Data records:
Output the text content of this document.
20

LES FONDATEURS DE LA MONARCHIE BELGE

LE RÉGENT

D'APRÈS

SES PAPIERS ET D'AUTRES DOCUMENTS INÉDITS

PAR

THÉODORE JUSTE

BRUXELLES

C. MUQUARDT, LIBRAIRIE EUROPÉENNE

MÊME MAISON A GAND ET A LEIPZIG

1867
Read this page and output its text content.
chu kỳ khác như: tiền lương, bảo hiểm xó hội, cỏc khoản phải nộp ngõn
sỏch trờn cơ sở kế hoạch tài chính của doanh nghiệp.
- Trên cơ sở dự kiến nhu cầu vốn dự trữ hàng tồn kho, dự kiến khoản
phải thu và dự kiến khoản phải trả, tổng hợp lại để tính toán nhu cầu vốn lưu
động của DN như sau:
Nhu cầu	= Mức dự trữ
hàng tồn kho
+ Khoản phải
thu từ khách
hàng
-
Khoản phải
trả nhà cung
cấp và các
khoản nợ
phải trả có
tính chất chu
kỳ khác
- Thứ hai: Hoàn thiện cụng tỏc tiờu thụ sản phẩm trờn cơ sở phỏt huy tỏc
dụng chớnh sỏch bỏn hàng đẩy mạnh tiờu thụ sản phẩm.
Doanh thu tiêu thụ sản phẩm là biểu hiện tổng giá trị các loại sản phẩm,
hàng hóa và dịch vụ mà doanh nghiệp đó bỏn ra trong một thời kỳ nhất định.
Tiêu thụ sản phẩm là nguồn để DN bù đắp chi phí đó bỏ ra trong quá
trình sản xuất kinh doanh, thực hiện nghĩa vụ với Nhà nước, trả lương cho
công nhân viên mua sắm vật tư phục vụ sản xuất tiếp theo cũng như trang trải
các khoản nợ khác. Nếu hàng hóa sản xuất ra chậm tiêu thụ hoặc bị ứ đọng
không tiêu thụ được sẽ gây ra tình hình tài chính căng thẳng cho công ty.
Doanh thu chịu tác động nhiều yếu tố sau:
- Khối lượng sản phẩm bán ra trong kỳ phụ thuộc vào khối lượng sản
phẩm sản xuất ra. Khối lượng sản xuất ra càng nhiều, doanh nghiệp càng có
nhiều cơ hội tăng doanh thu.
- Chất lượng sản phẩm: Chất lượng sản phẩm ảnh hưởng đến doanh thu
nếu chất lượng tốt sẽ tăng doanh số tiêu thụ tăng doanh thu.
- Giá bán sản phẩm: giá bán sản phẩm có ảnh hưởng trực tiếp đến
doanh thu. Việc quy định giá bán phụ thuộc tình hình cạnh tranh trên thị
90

SET PROBLEM:
Wherever a line in the data above holds "Khối", copy that line.

TASK SOLUTION:
- Khối lượng sản phẩm bán ra trong kỳ phụ thuộc vào khối lượng sản
phẩm sản xuất ra. Khối lượng sản xuất ra càng nhiều, doanh nghiệp càng có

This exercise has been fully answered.